[Source data]
+ + + + + + +
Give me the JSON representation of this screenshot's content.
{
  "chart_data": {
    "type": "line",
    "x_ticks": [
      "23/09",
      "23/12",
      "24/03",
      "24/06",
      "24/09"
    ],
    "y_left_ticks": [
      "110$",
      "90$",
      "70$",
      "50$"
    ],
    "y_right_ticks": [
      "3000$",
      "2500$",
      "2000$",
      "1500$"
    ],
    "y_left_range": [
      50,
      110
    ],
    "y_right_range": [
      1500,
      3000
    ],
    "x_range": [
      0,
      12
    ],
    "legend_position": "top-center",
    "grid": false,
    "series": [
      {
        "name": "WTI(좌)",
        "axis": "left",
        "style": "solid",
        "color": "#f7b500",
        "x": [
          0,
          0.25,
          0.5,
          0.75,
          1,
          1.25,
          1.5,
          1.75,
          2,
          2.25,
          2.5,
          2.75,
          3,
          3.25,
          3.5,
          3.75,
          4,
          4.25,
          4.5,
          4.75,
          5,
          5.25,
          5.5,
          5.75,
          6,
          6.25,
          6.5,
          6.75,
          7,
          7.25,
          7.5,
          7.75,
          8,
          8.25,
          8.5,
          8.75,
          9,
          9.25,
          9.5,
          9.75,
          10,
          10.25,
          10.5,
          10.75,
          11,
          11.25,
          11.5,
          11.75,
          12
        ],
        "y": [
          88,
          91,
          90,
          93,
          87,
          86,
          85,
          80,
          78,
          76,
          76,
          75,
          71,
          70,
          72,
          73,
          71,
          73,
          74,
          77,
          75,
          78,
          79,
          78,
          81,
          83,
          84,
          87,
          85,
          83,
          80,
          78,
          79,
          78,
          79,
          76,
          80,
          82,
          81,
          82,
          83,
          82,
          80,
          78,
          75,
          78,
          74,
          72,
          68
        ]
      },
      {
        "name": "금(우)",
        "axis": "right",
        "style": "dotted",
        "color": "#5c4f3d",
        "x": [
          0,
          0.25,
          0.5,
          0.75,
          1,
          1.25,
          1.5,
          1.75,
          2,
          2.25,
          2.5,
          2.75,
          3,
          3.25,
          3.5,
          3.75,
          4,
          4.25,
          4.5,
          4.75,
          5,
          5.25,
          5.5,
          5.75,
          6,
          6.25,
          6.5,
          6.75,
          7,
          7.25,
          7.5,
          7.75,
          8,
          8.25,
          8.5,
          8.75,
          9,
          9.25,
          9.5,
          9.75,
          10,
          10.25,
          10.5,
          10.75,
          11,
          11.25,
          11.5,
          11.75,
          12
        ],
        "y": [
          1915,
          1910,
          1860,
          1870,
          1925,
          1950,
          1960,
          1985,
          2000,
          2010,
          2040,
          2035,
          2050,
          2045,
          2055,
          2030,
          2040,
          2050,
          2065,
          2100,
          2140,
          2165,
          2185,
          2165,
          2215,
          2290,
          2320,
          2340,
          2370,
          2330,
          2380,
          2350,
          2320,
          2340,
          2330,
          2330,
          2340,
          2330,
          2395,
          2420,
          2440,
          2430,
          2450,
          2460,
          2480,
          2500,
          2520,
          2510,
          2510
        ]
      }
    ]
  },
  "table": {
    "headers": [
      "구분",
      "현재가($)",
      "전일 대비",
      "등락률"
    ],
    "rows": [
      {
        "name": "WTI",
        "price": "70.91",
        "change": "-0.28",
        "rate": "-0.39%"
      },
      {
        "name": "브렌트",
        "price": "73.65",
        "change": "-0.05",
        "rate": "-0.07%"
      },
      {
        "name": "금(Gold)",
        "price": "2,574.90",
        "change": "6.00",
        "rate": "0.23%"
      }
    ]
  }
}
+ + + + + + +
▸ **Task**
Copy out each line exactly.

▸ **The result**
Give me the JSON representation of this screenshot's content.
{
  "chart_data": {
    "type": "line",
    "x_ticks": [
      "23/09",
      "23/12",
      "24/03",
      "24/06",
      "24/09"
    ],
    "y_left_ticks": [
      "110$",
      "90$",
      "70$",
      "50$"
    ],
    "y_right_ticks": [
      "3000$",
      "2500$",
      "2000$",
      "1500$"
    ],
    "y_left_range": [
      50,
      110
    ],
    "y_right_range": [
      1500,
      3000
    ],
    "x_range": [
      0,
      12
    ],
    "legend_position": "top-center",
    "grid": false,
    "series": [
      {
        "name": "WTI(좌)",
        "axis": "left",
        "style": "solid",
        "color": "#f7b500",
        "x": [
          0,
          0.25,
          0.5,
          0.75,
          1,
          1.25,
          1.5,
          1.75,
          2,
          2.25,
          2.5,
          2.75,
          3,
          3.25,
          3.5,
          3.75,
          4,
          4.25,
          4.5,
          4.75,
          5,
          5.25,
          5.5,
          5.75,
          6,
          6.25,
          6.5,
          6.75,
          7,
          7.25,
          7.5,
          7.75,
          8,
          8.25,
          8.5,
          8.75,
          9,
          9.25,
          9.5,
          9.75,
          10,
          10.25,
          10.5,
          10.75,
          11,
          11.25,
          11.5,
          11.75,
          12
        ],
        "y": [
          88,
          91,
          90,
          93,
          87,
          86,
          85,
          80,
          78,
          76,
          76,
          75,
          71,
          70,
          72,
          73,
          71,
          73,
          74,
          77,
          75,
          78,
          79,
          78,
          81,
          83,
          84,
          87,
          85,
          83,
          80,
          78,
          79,
          78,
          79,
          76,
          80,
          82,
          81,
          82,
          83,
          82,
          80,
          78,
          75,
          78,
          74,
          72,
          68
        ]
      },
      {
        "name": "금(우)",
        "axis": "right",
        "style": "dotted",
        "color": "#5c4f3d",
        "x": [
          0,
          0.25,
          0.5,
          0.75,
          1,
          1.25,
          1.5,
          1.75,
          2,
          2.25,
          2.5,
          2.75,
          3,
          3.25,
          3.5,
          3.75,
          4,
          4.25,
          4.5,
          4.75,
          5,
          5.25,
          5.5,
          5.75,
          6,
          6.25,
          6.5,
          6.75,
          7,
          7.25,
          7.5,
          7.75,
          8,
          8.25,
          8.5,
          8.75,
          9,
          9.25,
          9.5,
          9.75,
          10,
          10.25,
          10.5,
          10.75,
          11,
          11.25,
          11.5,
          11.75,
          12
        ],
        "y": [
          1915,
          1910,
          1860,
          1870,
          1925,
          1950,
          1960,
          1985,
          2000,
          2010,
          2040,
          2035,
          2050,
          2045,
          2055,
          2030,
          2040,
          2050,
          2065,
          2100,
          2140,
          2165,
          2185,
          2165,
          2215,
          2290,
          2320,
          2340,
          2370,
          2330,
          2380,
          2350,
          2320,
          2340,
          2330,
          2330,
          2340,
          2330,
          2395,
          2420,
          2440,
          2430,
          2450,
          2460,
          2480,
          2500,
          2520,
          2510,
          2510
        ]
      }
    ]
  },
  "table": {
    "headers": [
      "구분",
      "현재가($)",
      "전일 대비",
      "등락률"
    ],
    "rows": [
      {
        "name": "WTI",
        "price": "70.91",
        "change": "-0.28",
        "rate": "-0.39%"
      },
      {
        "name": "브렌트",
        "price": "73.65",
        "change": "-0.05",
        "rate": "-0.07%"
      },
      {
        "name": "금(Gold)",
        "price": "2,574.90",
        "change": "6.00",
        "rate": "0.23%"
      }
    ]
  }
}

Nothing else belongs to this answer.